## Direction
Find the string "image" in the listing and report every line that has it.

Stored records
┄┄┄┄┄┄┄┄┄┄┄┄┄┄┄┄┄┄┄┄
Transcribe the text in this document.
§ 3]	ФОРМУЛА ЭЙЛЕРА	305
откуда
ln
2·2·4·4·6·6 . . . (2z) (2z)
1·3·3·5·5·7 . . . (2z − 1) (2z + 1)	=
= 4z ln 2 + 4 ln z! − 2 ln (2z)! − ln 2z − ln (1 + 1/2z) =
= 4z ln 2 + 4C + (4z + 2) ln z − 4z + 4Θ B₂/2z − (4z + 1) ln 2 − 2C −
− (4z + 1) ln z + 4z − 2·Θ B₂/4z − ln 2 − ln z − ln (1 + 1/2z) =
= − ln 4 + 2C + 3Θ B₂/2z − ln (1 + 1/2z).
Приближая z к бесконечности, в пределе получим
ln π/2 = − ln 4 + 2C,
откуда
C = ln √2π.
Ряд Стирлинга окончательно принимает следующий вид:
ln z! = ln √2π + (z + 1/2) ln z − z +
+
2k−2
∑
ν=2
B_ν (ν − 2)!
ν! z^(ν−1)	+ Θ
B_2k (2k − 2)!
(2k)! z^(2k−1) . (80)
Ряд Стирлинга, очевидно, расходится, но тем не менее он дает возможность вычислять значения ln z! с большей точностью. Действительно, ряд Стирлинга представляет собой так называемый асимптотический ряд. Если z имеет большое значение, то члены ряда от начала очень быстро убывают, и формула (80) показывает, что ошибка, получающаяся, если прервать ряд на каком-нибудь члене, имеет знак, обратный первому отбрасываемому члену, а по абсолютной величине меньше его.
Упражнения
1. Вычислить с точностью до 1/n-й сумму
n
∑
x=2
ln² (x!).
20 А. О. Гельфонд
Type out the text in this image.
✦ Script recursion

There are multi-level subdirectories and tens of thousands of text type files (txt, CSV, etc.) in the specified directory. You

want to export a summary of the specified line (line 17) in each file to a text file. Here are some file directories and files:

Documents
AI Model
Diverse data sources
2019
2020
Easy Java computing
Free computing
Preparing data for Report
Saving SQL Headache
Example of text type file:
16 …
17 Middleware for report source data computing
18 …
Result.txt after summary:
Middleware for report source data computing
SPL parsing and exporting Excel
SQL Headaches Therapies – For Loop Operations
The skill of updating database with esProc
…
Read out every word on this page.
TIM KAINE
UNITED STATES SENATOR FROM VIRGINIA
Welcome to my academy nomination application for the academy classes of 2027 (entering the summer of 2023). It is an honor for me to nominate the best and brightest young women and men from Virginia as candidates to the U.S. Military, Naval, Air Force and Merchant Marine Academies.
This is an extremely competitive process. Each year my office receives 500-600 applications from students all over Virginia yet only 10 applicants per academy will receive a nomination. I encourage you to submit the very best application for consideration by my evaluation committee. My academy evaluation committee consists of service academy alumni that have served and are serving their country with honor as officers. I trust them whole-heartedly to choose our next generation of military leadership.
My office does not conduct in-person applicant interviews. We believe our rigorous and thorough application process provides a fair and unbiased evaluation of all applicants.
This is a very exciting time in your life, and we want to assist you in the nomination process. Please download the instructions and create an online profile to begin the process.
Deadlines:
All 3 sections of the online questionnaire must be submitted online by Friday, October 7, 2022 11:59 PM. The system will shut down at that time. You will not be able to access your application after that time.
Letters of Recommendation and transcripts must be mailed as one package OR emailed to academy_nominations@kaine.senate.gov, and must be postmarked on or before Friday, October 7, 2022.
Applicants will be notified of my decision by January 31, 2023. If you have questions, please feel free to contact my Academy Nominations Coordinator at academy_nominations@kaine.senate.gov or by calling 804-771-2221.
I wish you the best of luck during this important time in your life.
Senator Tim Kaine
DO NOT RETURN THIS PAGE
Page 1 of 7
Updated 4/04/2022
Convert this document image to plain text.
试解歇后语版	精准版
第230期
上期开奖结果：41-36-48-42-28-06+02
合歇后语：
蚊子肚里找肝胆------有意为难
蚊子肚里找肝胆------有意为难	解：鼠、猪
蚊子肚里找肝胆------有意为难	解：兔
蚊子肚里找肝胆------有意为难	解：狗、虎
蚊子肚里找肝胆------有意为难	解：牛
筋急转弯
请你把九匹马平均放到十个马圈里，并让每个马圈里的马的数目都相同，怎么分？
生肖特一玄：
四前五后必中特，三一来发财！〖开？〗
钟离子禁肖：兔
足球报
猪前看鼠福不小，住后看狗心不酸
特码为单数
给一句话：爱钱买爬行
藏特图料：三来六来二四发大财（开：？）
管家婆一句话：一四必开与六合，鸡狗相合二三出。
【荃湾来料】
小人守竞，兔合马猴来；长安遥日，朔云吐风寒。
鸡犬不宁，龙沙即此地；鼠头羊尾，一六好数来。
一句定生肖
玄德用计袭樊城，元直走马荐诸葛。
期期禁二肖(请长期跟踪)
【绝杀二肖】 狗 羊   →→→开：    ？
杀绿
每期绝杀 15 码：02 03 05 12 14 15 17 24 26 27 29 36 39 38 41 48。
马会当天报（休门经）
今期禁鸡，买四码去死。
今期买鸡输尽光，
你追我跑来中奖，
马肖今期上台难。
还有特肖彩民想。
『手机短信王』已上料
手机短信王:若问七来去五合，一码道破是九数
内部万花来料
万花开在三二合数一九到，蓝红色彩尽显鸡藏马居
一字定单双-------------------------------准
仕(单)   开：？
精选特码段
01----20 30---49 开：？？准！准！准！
┄┄┄┄┄┄┄┄┄┄┄┄┄┄┄┄┄┄┄┄
## Expected output
Type out the text in this image.
Convert this document image to plain text.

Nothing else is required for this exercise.